## Aim:
Reproduce every line of the listing below character for character, and leave the pictures out of your answer.

## Records provided:
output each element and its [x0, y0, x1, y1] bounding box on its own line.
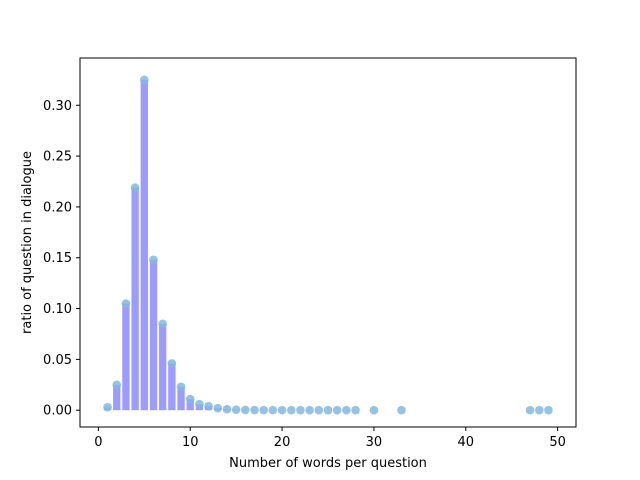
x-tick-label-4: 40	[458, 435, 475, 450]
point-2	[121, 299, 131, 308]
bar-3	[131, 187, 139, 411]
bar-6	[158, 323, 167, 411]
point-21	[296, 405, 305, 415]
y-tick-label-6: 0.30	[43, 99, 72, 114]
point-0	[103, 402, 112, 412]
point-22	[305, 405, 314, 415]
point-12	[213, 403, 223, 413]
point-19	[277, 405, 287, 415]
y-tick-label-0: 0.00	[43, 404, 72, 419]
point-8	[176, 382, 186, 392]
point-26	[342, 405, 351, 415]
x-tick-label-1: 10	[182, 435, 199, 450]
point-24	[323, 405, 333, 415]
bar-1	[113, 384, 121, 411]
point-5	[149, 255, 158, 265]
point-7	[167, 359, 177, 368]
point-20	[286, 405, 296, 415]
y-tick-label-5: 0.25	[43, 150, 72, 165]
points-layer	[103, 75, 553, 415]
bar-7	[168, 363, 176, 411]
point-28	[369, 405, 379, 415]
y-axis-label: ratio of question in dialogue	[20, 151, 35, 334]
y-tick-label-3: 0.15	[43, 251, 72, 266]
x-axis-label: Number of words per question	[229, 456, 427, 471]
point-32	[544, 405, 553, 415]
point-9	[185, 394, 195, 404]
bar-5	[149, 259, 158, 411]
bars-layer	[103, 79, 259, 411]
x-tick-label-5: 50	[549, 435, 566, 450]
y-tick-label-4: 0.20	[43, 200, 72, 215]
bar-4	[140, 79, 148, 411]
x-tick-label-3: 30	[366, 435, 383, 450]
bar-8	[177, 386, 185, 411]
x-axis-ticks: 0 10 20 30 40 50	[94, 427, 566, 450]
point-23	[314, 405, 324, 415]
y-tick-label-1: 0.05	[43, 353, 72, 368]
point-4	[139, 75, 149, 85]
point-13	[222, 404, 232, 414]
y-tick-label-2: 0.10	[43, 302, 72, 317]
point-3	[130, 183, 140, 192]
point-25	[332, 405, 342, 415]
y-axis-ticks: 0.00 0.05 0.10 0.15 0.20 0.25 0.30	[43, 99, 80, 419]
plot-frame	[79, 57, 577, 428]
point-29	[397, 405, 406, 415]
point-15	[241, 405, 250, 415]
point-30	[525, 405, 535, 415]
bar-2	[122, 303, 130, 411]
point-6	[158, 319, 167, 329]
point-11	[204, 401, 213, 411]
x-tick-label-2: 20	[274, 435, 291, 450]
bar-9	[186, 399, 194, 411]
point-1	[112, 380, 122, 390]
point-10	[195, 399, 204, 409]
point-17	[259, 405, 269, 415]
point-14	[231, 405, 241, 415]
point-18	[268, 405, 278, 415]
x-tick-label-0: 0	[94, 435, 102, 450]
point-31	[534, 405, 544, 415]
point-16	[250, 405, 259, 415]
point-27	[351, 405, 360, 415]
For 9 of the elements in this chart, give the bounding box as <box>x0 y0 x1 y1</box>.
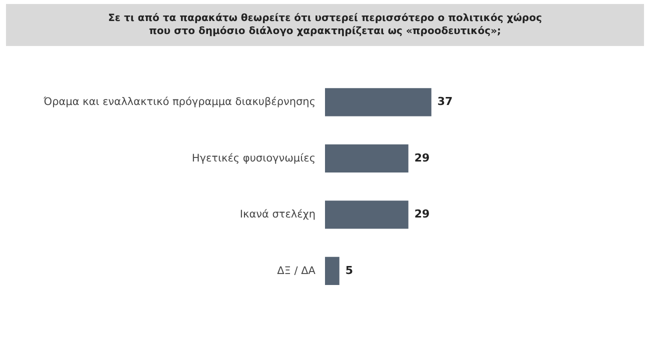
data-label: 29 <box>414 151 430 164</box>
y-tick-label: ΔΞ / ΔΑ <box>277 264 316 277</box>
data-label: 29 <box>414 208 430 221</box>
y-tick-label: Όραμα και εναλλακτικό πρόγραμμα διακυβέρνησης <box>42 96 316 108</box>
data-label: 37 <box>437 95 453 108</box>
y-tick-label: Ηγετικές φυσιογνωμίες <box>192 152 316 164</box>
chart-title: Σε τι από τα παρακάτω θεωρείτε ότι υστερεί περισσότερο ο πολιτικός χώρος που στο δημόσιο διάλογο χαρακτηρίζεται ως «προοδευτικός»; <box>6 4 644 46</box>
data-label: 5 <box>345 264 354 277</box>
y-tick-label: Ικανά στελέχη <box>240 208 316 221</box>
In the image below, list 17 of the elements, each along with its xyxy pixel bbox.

## Answer for the task:
output each element and its [x0, y0, x1, y1] bounding box on its own line.
x-tick-label-4: 40	[458, 435, 475, 450]
point-2	[121, 299, 131, 308]
bar-3	[131, 187, 139, 411]
bar-6	[158, 323, 167, 411]
point-21	[296, 405, 305, 415]
y-tick-label-6: 0.30	[43, 99, 72, 114]
point-0	[103, 402, 112, 412]
point-22	[305, 405, 314, 415]
point-12	[213, 403, 223, 413]
point-19	[277, 405, 287, 415]
y-tick-label-0: 0.00	[43, 404, 72, 419]
point-8	[176, 382, 186, 392]
point-26	[342, 405, 351, 415]
x-tick-label-1: 10	[182, 435, 199, 450]
point-24	[323, 405, 333, 415]
bar-1	[113, 384, 121, 411]
point-5	[149, 255, 158, 265]
point-7	[167, 359, 177, 368]
point-20	[286, 405, 296, 415]
y-tick-label-5: 0.25	[43, 150, 72, 165]
points-layer	[103, 75, 553, 415]
bar-7	[168, 363, 176, 411]
point-28	[369, 405, 379, 415]
y-axis-label: ratio of question in dialogue	[20, 151, 35, 334]
y-tick-label-3: 0.15	[43, 251, 72, 266]
x-axis-label: Number of words per question	[229, 456, 427, 471]
point-32	[544, 405, 553, 415]
point-9	[185, 394, 195, 404]
bar-5	[149, 259, 158, 411]
bars-layer	[103, 79, 259, 411]
x-tick-label-5: 50	[549, 435, 566, 450]
y-tick-label-4: 0.20	[43, 200, 72, 215]
bar-4	[140, 79, 148, 411]
x-tick-label-3: 30	[366, 435, 383, 450]
bar-8	[177, 386, 185, 411]
x-axis-ticks: 0 10 20 30 40 50	[94, 427, 566, 450]
point-23	[314, 405, 324, 415]
y-tick-label-1: 0.05	[43, 353, 72, 368]
point-4	[139, 75, 149, 85]
point-13	[222, 404, 232, 414]
y-tick-label-2: 0.10	[43, 302, 72, 317]
point-3	[130, 183, 140, 192]
point-25	[332, 405, 342, 415]
y-axis-ticks: 0.00 0.05 0.10 0.15 0.20 0.25 0.30	[43, 99, 80, 419]
plot-frame	[79, 57, 577, 428]
point-29	[397, 405, 406, 415]
point-15	[241, 405, 250, 415]
point-30	[525, 405, 535, 415]
bar-2	[122, 303, 130, 411]
point-6	[158, 319, 167, 329]
point-11	[204, 401, 213, 411]
x-tick-label-2: 20	[274, 435, 291, 450]
bar-9	[186, 399, 194, 411]
point-1	[112, 380, 122, 390]
point-10	[195, 399, 204, 409]
point-17	[259, 405, 269, 415]
point-14	[231, 405, 241, 415]
point-18	[268, 405, 278, 415]
x-tick-label-0: 0	[94, 435, 102, 450]
point-31	[534, 405, 544, 415]
point-16	[250, 405, 259, 415]
point-27	[351, 405, 360, 415]
For 9 of the elements in this chart, give the bounding box as <box>x0 y0 x1 y1</box>.
data-label: 29 <box>414 151 430 164</box>
y-tick-label: ΔΞ / ΔΑ <box>277 264 316 277</box>
data-label: 29 <box>414 208 430 221</box>
y-tick-label: Όραμα και εναλλακτικό πρόγραμμα διακυβέρνησης <box>42 96 316 108</box>
data-label: 37 <box>437 95 453 108</box>
y-tick-label: Ηγετικές φυσιογνωμίες <box>192 152 316 164</box>
chart-title: Σε τι από τα παρακάτω θεωρείτε ότι υστερεί περισσότερο ο πολιτικός χώρος που στο δημόσιο διάλογο χαρακτηρίζεται ως «προοδευτικός»; <box>6 4 644 46</box>
data-label: 5 <box>345 264 354 277</box>
y-tick-label: Ικανά στελέχη <box>240 208 316 221</box>
In the image below, list 17 of the elements, each along with its xyxy pixel bbox.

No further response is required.